EXERCISE GOAL
Keep the pictures out of the copy and repeat the records exactly.
** BEGIN DATA ENTRIES **
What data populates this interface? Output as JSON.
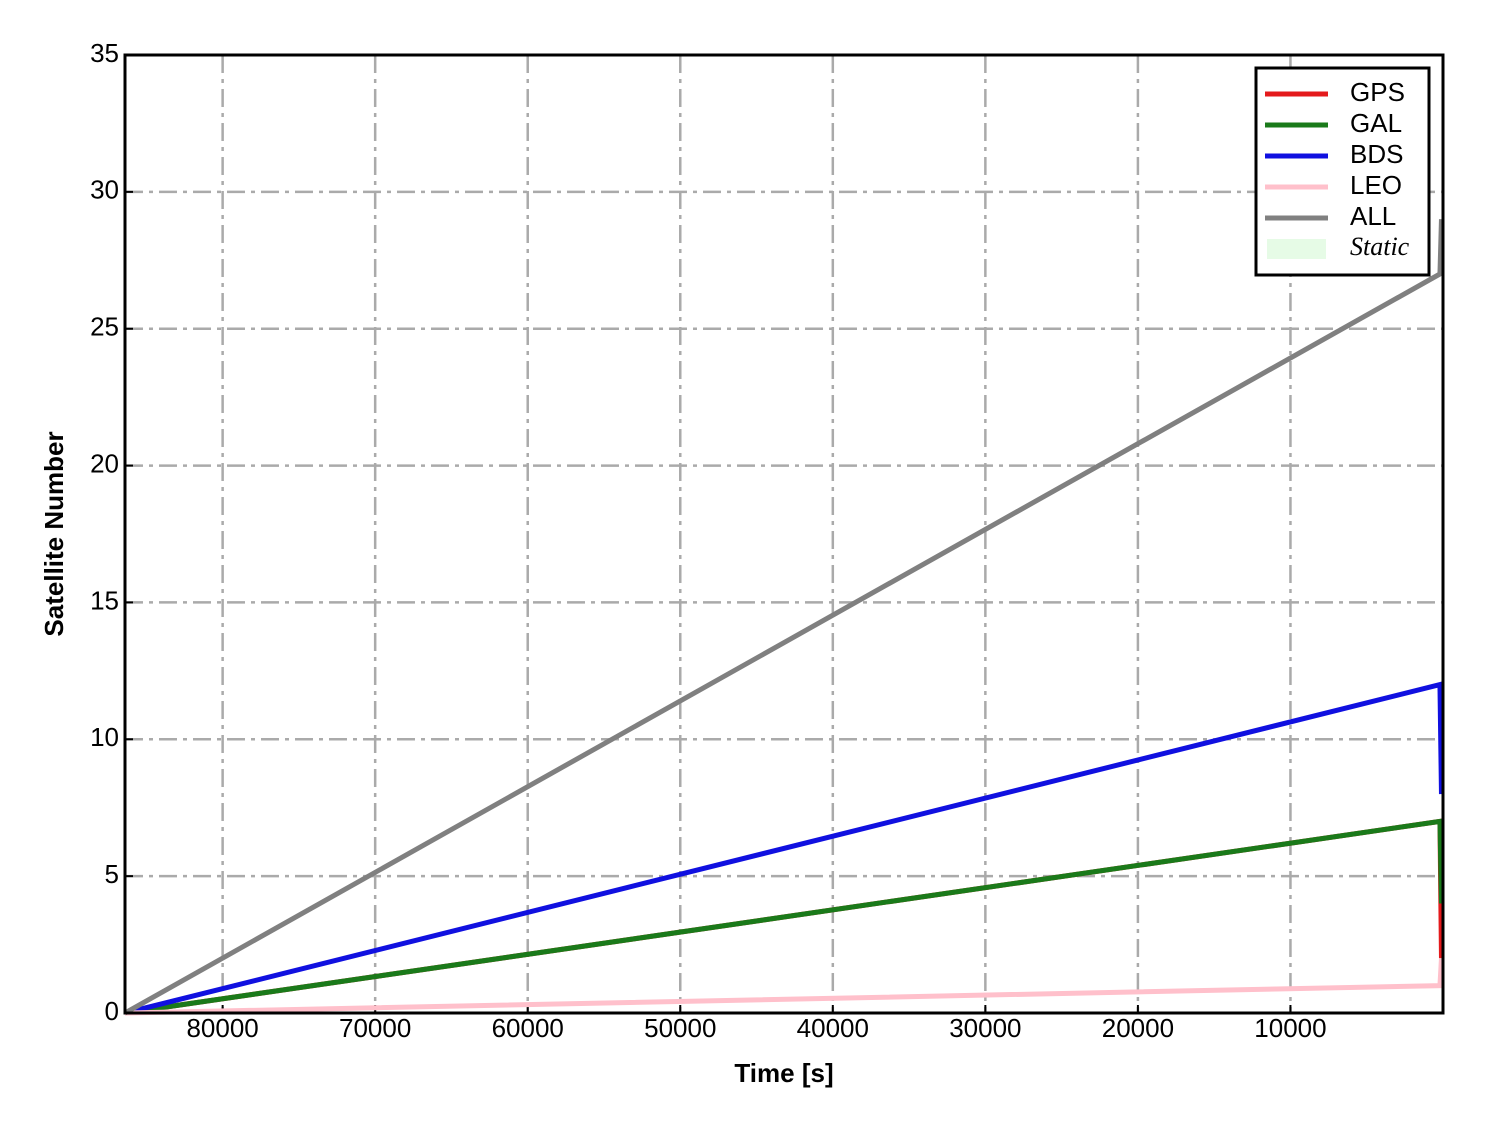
{
  "chart_data": {
    "type": "line",
    "xlabel": "Time [s]",
    "ylabel": "Satellite Number",
    "x": [
      86400,
      200,
      100
    ],
    "series": [
      {
        "name": "GPS",
        "color": "#e41a1c",
        "values": [
          0,
          7,
          2
        ]
      },
      {
        "name": "GAL",
        "color": "#1a7a1a",
        "values": [
          0,
          7,
          4
        ]
      },
      {
        "name": "BDS",
        "color": "#1010e0",
        "values": [
          0,
          12,
          8
        ]
      },
      {
        "name": "LEO",
        "color": "#ffc0cb",
        "values": [
          0,
          1,
          2
        ]
      },
      {
        "name": "ALL",
        "color": "#808080",
        "values": [
          0,
          27,
          29
        ]
      }
    ],
    "legend_patches": [
      {
        "name": "Static",
        "color": "#e6fbe6"
      }
    ],
    "xlim": [
      86400,
      0
    ],
    "xticks": [
      80000,
      70000,
      60000,
      50000,
      40000,
      30000,
      20000,
      10000
    ],
    "ylim": [
      0,
      35
    ],
    "yticks": [
      0,
      5,
      10,
      15,
      20,
      25,
      30,
      35
    ],
    "grid": true,
    "legend": "upper right"
  }
}
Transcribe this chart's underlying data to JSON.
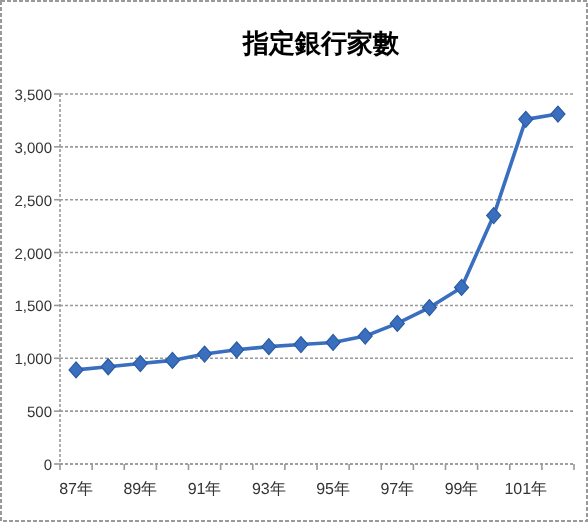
{
  "chart_data": {
    "type": "line",
    "title": "指定銀行家數",
    "categories": [
      "87年",
      null,
      "89年",
      null,
      "91年",
      null,
      "93年",
      null,
      "95年",
      null,
      "97年",
      null,
      "99年",
      null,
      "101年",
      null
    ],
    "series": [
      {
        "color": "#3a6fc0",
        "values": [
          890,
          920,
          950,
          980,
          1040,
          1080,
          1110,
          1130,
          1150,
          1210,
          1330,
          1480,
          1670,
          2350,
          3260,
          3310
        ]
      }
    ],
    "ylim": [
      0,
      3500
    ],
    "yticks": [
      0,
      500,
      {
        "value": 1000,
        "label": "1,000"
      },
      {
        "value": 1500,
        "label": "1,500"
      },
      {
        "value": 2000,
        "label": "2,000"
      },
      {
        "value": 2500,
        "label": "2,500"
      },
      {
        "value": 3000,
        "label": "3,000"
      },
      {
        "value": 3500,
        "label": "3,500"
      }
    ],
    "grid": "y",
    "marker": "diamond",
    "line_style": "solid"
  }
}
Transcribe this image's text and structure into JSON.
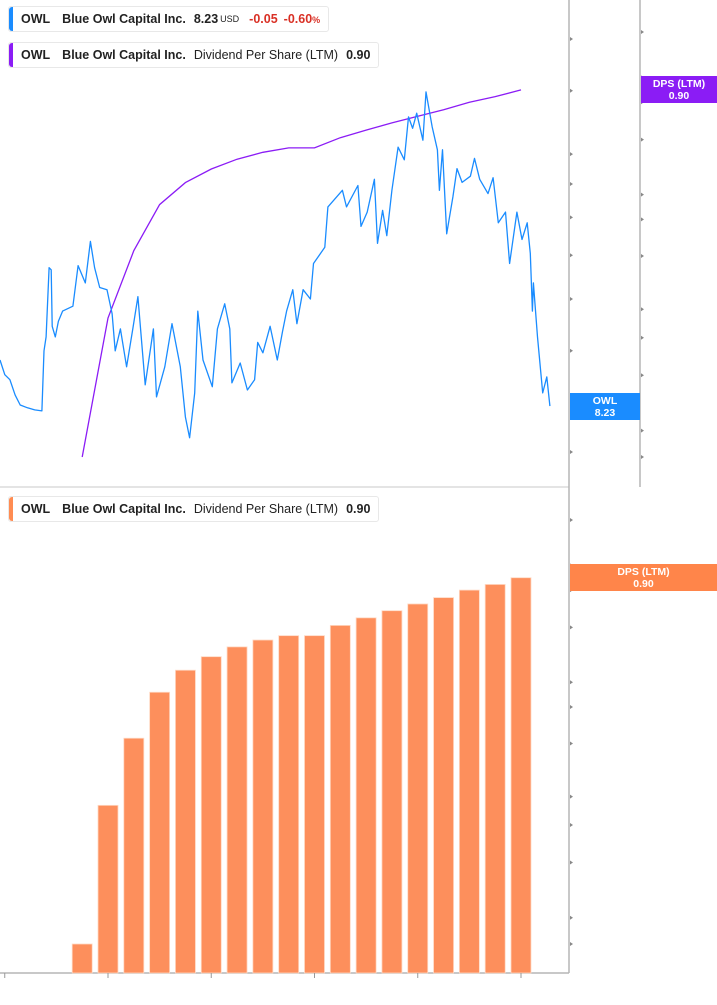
** END DATA ENTRIES **
OUTPUT FOR THIS TASK
What data populates this interface? Output as JSON.
{
  "chart_data": {
    "type": "line",
    "xlabel": "Time [s]",
    "ylabel": "Satellite Number",
    "x": [
      86400,
      200,
      100
    ],
    "series": [
      {
        "name": "GPS",
        "color": "#e41a1c",
        "values": [
          0,
          7,
          2
        ]
      },
      {
        "name": "GAL",
        "color": "#1a7a1a",
        "values": [
          0,
          7,
          4
        ]
      },
      {
        "name": "BDS",
        "color": "#1010e0",
        "values": [
          0,
          12,
          8
        ]
      },
      {
        "name": "LEO",
        "color": "#ffc0cb",
        "values": [
          0,
          1,
          2
        ]
      },
      {
        "name": "ALL",
        "color": "#808080",
        "values": [
          0,
          27,
          29
        ]
      }
    ],
    "legend_patches": [
      {
        "name": "Static",
        "color": "#e6fbe6"
      }
    ],
    "xlim": [
      86400,
      0
    ],
    "xticks": [
      80000,
      70000,
      60000,
      50000,
      40000,
      30000,
      20000,
      10000
    ],
    "ylim": [
      0,
      35
    ],
    "yticks": [
      0,
      5,
      10,
      15,
      20,
      25,
      30,
      35
    ],
    "grid": true,
    "legend": "upper right"
  }
}
Transcribe this chart's underlying data to JSON.
{
  "chart_data": {
    "type": "line",
    "title": "指定銀行家數",
    "categories": [
      "87年",
      null,
      "89年",
      null,
      "91年",
      null,
      "93年",
      null,
      "95年",
      null,
      "97年",
      null,
      "99年",
      null,
      "101年",
      null
    ],
    "series": [
      {
        "color": "#3a6fc0",
        "values": [
          890,
          920,
          950,
          980,
          1040,
          1080,
          1110,
          1130,
          1150,
          1210,
          1330,
          1480,
          1670,
          2350,
          3260,
          3310
        ]
      }
    ],
    "ylim": [
      0,
      3500
    ],
    "yticks": [
      0,
      500,
      {
        "value": 1000,
        "label": "1,000"
      },
      {
        "value": 1500,
        "label": "1,500"
      },
      {
        "value": 2000,
        "label": "2,000"
      },
      {
        "value": 2500,
        "label": "2,500"
      },
      {
        "value": 3000,
        "label": "3,000"
      },
      {
        "value": 3500,
        "label": "3,500"
      }
    ],
    "grid": "y",
    "marker": "diamond",
    "line_style": "solid"
  }
}
Transcribe this image's text and structure into JSON.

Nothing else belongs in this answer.